= Instructions for the task =
Below are the records; collect from them each line containing the string "سورج".
-- START Data to use --
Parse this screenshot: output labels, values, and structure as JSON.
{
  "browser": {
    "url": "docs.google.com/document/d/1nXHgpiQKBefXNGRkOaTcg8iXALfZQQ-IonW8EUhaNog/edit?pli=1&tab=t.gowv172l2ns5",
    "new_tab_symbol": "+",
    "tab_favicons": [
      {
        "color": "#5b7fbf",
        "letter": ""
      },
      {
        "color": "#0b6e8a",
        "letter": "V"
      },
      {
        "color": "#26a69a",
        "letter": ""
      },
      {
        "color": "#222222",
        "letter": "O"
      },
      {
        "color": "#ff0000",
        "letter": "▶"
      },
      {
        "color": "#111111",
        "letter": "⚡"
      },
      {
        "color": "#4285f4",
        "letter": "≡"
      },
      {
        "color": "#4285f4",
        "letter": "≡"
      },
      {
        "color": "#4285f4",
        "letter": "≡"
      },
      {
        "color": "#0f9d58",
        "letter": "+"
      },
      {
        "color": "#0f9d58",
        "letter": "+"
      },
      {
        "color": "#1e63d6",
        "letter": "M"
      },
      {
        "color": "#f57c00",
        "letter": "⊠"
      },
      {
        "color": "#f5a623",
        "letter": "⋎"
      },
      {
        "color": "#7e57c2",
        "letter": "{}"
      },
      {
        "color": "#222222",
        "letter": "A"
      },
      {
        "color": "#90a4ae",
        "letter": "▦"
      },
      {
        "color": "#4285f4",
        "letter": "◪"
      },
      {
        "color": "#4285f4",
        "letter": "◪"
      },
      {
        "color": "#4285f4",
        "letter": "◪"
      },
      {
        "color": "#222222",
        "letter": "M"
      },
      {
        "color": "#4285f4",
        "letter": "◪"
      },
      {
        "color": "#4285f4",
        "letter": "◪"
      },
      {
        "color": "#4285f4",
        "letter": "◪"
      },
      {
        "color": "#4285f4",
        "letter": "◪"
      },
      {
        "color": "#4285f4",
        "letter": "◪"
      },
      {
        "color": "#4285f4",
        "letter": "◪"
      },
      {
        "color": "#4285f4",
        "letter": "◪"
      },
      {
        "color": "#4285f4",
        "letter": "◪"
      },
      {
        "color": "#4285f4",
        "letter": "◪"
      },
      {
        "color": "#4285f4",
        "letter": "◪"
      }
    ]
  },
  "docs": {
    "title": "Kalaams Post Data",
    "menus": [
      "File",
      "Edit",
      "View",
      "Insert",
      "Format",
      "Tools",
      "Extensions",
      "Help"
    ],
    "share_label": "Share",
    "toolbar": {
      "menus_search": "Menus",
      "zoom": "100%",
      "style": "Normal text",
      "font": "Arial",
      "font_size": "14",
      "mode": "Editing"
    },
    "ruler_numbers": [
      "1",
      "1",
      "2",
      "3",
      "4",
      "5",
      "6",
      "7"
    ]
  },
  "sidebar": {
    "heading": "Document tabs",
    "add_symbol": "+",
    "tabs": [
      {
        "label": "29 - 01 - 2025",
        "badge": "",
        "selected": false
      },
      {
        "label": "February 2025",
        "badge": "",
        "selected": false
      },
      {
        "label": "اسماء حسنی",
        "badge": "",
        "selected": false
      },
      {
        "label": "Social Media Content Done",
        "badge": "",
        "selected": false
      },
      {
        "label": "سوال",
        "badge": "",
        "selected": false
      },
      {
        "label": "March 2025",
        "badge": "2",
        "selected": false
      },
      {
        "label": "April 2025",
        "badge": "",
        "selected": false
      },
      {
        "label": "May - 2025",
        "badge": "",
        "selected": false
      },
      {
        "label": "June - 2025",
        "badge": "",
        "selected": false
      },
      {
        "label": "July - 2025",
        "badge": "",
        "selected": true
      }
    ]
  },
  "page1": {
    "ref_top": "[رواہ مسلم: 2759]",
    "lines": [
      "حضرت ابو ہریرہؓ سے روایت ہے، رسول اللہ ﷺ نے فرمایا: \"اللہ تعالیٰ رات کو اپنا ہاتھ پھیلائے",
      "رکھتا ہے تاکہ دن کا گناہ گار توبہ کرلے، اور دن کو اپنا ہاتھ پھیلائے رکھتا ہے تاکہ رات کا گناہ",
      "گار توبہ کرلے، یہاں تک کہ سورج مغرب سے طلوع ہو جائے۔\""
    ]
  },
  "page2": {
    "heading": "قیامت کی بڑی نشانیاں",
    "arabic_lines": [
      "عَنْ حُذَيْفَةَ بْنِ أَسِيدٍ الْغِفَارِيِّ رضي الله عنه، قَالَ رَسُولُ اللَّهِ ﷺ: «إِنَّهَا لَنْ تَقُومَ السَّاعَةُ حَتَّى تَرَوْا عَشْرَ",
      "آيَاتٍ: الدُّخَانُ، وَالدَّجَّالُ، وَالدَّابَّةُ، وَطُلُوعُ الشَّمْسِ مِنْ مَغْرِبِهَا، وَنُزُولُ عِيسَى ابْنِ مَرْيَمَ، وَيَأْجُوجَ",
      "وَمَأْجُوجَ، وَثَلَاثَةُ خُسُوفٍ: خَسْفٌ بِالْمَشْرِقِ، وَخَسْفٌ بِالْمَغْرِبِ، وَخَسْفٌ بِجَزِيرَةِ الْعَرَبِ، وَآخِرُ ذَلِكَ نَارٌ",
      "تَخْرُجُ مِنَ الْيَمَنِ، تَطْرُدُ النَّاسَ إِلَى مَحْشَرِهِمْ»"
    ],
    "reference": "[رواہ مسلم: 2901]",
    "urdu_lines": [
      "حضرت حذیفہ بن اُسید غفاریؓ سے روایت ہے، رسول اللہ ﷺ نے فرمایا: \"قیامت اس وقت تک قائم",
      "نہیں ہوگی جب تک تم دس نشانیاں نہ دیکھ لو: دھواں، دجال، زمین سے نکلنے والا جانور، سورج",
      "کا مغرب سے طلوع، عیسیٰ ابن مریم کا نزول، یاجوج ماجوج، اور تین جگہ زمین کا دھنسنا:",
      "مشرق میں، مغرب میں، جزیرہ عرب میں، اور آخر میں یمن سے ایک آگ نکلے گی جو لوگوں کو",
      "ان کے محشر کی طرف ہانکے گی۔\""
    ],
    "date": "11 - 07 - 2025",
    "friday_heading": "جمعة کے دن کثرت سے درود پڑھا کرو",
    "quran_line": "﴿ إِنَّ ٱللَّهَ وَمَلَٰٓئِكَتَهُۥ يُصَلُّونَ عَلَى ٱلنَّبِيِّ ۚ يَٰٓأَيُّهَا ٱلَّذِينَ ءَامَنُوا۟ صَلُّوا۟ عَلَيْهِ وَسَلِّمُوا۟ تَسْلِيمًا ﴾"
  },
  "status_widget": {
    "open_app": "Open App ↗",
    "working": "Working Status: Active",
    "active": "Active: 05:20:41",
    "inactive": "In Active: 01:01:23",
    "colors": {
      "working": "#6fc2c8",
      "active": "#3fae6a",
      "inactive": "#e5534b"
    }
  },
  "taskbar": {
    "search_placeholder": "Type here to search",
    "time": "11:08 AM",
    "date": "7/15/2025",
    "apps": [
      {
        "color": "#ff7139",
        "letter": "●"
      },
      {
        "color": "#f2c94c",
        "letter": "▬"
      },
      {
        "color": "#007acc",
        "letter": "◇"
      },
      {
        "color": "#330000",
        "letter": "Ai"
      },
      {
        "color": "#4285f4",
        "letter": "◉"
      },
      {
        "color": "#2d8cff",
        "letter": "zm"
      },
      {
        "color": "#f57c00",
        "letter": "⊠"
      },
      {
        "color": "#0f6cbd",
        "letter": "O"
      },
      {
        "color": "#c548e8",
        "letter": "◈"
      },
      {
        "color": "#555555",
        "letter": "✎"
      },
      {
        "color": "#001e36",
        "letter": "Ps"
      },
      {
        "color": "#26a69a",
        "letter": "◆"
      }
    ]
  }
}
-- END Data to use --
= Reply =
      "گار توبہ کرلے، یہاں تک کہ سورج مغرب سے طلوع ہو جائے۔\""
      "نہیں ہوگی جب تک تم دس نشانیاں نہ دیکھ لو: دھواں، دجال، زمین سے نکلنے والا جانور، سورج",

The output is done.